▸ WRITTEN REQUEST
Check each line for the string "this". Give only the count of lines that have it.

****************

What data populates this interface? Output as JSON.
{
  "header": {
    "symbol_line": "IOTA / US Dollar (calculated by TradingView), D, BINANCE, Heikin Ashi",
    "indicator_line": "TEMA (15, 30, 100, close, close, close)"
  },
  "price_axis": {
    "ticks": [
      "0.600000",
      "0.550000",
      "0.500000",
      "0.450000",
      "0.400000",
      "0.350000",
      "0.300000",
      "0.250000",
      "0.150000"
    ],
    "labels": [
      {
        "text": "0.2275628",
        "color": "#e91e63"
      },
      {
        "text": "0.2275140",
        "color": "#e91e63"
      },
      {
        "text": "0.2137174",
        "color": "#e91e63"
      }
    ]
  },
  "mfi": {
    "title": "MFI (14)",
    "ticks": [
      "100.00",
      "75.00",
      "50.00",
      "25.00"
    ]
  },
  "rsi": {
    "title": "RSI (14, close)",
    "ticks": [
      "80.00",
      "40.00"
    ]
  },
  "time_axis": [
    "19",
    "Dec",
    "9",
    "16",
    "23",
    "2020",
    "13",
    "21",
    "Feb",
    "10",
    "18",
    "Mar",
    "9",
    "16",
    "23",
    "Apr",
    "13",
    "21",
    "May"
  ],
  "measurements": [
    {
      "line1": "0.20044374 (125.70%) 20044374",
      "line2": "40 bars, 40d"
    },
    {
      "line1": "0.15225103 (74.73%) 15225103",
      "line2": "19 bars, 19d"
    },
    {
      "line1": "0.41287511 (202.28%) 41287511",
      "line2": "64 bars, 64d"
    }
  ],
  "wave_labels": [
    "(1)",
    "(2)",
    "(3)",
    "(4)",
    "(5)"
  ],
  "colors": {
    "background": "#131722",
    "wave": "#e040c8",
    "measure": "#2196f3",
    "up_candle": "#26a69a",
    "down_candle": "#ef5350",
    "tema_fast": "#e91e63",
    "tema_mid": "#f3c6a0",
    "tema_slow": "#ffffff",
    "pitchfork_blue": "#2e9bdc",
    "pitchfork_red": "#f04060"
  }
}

****************

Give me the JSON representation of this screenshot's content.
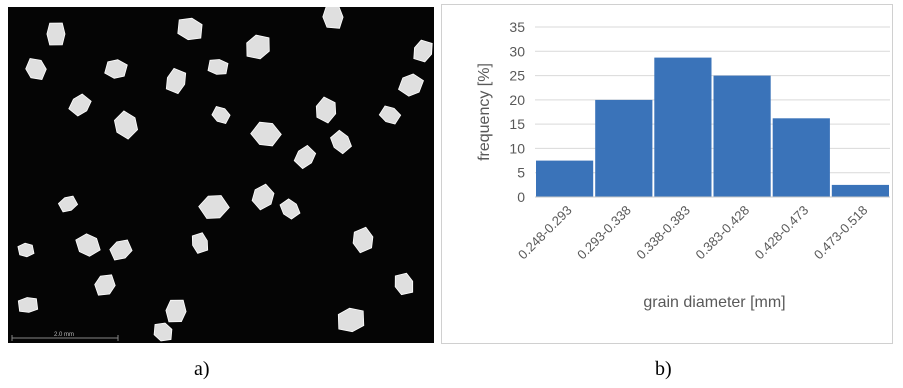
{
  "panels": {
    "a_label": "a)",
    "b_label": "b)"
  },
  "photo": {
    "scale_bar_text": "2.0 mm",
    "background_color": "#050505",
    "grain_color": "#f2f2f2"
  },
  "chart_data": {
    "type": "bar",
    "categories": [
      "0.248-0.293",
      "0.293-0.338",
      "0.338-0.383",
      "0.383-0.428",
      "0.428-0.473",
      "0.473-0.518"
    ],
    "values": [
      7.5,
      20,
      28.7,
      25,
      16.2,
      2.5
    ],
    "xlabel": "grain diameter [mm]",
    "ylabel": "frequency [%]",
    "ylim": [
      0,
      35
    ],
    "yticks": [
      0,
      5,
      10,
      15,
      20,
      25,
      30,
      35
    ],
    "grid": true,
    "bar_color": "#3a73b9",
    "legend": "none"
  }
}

****************

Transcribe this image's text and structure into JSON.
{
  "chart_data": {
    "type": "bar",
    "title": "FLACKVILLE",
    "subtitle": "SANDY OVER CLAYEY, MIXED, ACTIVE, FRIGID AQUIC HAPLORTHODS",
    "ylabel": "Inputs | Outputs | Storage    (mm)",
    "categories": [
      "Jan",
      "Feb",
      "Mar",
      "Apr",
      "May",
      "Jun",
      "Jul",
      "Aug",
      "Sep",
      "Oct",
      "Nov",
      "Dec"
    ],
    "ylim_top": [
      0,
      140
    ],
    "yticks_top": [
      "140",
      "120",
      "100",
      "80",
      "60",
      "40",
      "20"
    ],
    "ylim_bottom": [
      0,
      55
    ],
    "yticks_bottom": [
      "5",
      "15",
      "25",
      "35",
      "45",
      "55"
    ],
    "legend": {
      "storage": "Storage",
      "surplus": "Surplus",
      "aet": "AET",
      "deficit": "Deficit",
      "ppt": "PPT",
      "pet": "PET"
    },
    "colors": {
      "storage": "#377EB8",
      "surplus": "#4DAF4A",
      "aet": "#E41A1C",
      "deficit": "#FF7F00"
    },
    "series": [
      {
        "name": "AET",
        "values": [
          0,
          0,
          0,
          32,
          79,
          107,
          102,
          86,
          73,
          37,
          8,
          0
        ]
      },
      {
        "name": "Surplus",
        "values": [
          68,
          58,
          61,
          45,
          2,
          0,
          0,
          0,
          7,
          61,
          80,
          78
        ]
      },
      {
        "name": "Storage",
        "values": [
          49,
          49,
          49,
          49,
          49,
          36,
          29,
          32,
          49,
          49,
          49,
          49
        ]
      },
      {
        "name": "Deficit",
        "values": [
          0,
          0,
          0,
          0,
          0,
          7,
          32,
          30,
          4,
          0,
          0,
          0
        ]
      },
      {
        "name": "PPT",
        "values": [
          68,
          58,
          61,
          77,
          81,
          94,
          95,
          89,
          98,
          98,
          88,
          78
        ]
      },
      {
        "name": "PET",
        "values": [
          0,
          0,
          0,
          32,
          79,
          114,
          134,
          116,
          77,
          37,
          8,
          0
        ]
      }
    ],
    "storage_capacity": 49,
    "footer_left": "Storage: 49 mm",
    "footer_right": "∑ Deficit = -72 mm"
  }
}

****************

▸ TASK RESULT
3